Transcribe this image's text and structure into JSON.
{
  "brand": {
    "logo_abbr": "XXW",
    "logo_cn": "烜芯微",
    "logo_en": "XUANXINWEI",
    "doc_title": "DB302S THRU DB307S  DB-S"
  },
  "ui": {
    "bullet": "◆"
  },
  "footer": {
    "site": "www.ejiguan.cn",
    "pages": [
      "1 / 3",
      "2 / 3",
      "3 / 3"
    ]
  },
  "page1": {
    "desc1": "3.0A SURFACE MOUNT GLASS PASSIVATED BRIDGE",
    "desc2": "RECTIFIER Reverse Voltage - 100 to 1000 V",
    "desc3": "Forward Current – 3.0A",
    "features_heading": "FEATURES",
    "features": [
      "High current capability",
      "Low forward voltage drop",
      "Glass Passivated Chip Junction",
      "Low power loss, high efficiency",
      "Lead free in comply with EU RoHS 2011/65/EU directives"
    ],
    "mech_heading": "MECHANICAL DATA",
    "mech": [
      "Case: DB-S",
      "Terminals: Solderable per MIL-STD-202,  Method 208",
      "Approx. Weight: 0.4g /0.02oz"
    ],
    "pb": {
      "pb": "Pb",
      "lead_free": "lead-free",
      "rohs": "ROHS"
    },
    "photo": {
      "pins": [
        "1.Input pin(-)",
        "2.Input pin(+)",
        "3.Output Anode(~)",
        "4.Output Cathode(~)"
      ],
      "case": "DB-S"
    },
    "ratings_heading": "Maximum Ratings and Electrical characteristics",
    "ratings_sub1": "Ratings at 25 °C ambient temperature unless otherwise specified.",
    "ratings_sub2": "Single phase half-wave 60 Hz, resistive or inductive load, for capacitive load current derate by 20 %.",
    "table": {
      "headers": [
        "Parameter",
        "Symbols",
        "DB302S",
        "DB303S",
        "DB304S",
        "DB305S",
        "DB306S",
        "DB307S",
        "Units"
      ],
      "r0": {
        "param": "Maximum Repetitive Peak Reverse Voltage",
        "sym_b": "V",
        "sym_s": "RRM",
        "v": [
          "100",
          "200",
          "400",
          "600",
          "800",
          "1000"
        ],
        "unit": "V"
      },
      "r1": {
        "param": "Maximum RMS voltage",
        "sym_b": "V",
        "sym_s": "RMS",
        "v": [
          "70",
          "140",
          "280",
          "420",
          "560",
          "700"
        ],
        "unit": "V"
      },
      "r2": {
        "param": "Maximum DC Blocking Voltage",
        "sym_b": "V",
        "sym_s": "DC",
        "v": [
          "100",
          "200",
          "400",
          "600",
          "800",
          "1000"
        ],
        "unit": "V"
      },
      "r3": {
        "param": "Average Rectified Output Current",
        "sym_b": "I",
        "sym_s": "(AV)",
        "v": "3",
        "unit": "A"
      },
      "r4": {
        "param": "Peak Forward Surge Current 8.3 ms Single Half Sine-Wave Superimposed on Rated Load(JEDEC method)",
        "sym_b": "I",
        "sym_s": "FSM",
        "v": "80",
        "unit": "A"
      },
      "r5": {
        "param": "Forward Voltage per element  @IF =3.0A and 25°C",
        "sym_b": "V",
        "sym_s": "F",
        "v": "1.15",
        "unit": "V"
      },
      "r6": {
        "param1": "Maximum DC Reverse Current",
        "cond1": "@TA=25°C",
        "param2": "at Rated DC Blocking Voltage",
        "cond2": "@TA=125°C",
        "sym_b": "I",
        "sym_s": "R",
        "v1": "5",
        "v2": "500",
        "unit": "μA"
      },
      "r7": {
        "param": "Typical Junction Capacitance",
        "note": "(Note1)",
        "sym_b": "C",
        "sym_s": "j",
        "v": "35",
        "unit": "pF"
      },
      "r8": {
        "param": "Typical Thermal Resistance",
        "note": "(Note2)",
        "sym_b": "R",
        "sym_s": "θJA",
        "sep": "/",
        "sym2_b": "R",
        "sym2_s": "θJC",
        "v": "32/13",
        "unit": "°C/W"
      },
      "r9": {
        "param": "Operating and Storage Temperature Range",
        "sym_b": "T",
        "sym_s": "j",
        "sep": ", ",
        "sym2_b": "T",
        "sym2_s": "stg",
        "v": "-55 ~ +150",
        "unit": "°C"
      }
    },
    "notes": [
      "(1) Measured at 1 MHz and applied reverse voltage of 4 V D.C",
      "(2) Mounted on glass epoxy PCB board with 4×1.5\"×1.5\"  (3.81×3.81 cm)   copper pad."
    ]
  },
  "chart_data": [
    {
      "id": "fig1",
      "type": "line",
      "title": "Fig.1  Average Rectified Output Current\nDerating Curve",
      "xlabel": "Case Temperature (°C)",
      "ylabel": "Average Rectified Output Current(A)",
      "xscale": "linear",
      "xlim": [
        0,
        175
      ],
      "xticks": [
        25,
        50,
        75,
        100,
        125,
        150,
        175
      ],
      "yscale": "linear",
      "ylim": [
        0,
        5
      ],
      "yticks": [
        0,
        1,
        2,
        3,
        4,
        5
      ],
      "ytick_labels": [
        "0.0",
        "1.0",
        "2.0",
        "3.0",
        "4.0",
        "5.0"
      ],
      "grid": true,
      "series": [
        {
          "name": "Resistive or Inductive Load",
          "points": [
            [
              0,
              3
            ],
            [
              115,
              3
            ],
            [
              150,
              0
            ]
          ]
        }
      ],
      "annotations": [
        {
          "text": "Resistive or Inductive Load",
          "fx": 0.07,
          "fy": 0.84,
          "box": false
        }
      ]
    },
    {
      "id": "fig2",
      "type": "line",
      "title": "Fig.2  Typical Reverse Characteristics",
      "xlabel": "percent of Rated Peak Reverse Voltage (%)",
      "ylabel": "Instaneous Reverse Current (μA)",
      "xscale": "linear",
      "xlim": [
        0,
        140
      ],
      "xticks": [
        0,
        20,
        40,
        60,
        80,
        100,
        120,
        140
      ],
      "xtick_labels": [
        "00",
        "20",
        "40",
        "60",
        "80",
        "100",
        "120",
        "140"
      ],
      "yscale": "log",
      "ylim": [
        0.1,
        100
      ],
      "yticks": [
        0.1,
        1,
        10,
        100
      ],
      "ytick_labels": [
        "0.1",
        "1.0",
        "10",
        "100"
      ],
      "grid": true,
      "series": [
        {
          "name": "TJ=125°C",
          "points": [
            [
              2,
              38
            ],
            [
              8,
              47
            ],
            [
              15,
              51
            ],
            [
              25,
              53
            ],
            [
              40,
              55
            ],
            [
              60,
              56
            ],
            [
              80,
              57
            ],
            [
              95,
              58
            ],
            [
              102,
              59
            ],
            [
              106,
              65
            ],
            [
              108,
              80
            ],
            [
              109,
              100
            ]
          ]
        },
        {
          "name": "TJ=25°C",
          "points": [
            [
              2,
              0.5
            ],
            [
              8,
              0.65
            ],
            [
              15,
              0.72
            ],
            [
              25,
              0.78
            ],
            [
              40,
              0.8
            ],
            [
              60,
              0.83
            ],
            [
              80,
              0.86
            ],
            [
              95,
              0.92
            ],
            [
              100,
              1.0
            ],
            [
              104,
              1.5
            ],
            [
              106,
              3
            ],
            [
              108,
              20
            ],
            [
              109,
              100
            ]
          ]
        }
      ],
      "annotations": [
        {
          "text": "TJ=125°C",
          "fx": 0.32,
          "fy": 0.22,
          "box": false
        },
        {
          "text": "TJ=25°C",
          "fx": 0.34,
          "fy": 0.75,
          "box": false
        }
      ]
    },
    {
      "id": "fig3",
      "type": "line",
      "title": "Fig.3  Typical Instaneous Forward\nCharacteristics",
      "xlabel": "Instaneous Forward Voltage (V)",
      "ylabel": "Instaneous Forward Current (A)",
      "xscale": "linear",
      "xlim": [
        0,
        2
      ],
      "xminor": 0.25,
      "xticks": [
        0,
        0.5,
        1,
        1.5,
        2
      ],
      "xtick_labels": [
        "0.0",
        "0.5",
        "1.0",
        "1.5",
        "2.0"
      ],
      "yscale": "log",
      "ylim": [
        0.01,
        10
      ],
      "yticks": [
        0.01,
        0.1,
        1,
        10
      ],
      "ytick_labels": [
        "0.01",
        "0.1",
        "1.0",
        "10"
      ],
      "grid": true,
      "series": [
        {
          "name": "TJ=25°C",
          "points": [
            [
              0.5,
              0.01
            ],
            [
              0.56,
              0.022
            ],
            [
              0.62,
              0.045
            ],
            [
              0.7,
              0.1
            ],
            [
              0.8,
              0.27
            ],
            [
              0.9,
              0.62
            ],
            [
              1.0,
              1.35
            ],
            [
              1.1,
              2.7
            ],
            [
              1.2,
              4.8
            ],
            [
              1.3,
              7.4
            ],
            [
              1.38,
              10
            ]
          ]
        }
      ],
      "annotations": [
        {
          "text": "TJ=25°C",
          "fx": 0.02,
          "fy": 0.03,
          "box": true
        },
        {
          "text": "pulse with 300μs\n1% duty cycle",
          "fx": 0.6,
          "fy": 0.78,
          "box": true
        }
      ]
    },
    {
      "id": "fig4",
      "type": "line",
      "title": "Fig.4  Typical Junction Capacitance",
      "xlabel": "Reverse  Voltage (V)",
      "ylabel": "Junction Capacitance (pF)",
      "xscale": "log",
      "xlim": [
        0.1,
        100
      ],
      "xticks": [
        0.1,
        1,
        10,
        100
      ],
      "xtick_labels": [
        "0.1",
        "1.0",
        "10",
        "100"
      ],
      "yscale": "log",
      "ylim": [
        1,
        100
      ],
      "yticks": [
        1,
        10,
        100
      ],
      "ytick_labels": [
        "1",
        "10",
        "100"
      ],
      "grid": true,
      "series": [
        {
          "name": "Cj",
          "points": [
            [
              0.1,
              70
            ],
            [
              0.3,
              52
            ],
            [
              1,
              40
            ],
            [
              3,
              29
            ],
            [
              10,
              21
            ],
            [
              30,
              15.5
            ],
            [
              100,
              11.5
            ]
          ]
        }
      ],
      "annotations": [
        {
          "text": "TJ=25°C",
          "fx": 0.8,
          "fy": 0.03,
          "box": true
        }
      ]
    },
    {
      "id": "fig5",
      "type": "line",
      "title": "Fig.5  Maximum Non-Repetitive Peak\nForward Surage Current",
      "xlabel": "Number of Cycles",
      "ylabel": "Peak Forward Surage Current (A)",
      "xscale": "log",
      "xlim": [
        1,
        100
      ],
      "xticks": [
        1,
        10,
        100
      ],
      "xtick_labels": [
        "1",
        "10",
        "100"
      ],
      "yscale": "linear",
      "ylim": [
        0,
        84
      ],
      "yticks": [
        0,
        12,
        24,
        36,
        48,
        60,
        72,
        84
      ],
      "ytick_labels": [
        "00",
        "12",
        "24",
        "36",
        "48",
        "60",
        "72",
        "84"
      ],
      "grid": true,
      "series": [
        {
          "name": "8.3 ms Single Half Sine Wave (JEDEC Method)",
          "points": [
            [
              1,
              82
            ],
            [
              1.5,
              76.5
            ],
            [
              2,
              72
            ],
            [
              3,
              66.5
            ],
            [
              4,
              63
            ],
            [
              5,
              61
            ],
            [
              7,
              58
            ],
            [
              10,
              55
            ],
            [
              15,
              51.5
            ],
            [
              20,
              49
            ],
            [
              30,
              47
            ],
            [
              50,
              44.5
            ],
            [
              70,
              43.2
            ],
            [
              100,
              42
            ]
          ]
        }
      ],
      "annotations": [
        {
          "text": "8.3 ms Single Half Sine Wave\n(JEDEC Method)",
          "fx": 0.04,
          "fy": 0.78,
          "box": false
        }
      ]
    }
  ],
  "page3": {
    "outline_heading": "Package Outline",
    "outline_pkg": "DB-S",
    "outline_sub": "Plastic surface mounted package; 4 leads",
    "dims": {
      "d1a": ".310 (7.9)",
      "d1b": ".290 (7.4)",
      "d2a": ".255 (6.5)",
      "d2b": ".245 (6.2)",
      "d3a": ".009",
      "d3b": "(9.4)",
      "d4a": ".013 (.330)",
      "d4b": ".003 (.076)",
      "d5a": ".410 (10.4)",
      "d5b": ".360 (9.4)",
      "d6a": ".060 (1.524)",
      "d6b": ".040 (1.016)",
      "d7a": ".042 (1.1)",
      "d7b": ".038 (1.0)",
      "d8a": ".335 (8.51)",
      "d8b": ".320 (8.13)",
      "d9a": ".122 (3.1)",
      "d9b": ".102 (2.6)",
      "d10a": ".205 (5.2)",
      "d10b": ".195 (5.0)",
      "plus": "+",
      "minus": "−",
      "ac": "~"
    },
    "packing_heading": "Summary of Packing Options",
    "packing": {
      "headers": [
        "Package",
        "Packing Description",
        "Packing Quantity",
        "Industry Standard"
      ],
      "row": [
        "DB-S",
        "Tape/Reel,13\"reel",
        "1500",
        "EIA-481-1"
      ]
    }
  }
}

· · · · · · ·

Short task: Report the number of lines that include the string "Instaneous"; return nothing but the count.

Response below: 4